Every record must be repeated exactly; omit any pictures they contain.

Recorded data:
========================================

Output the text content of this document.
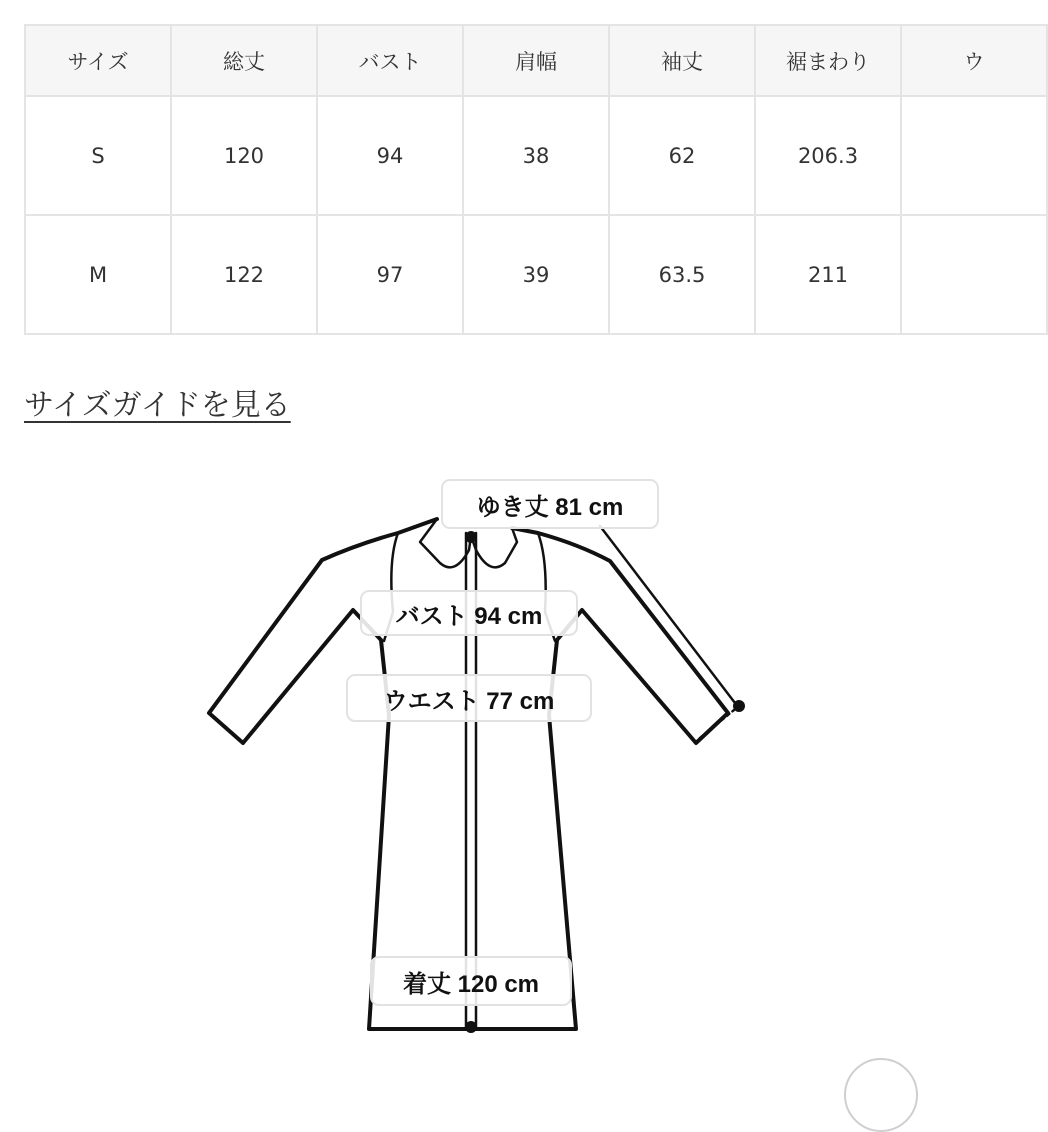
サイズ	総丈	バスト	肩幅	袖丈	裾まわり	ウ
S	120	94	38	62	206.3	
M	122	97	39	63.5	211	
サイズガイドを見る
ゆき丈 81 cm
バスト 94 cm
ウエスト 77 cm
着丈 120 cm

========================================

* Response
Output the text content of this document.
サイズ	総丈	バスト	肩幅	袖丈	裾まわり	ウ
S	120	94	38	62	206.3	
M	122	97	39	63.5	211	
サイズガイドを見る
ゆき丈 81 cm
バスト 94 cm
ウエスト 77 cm
着丈 120 cm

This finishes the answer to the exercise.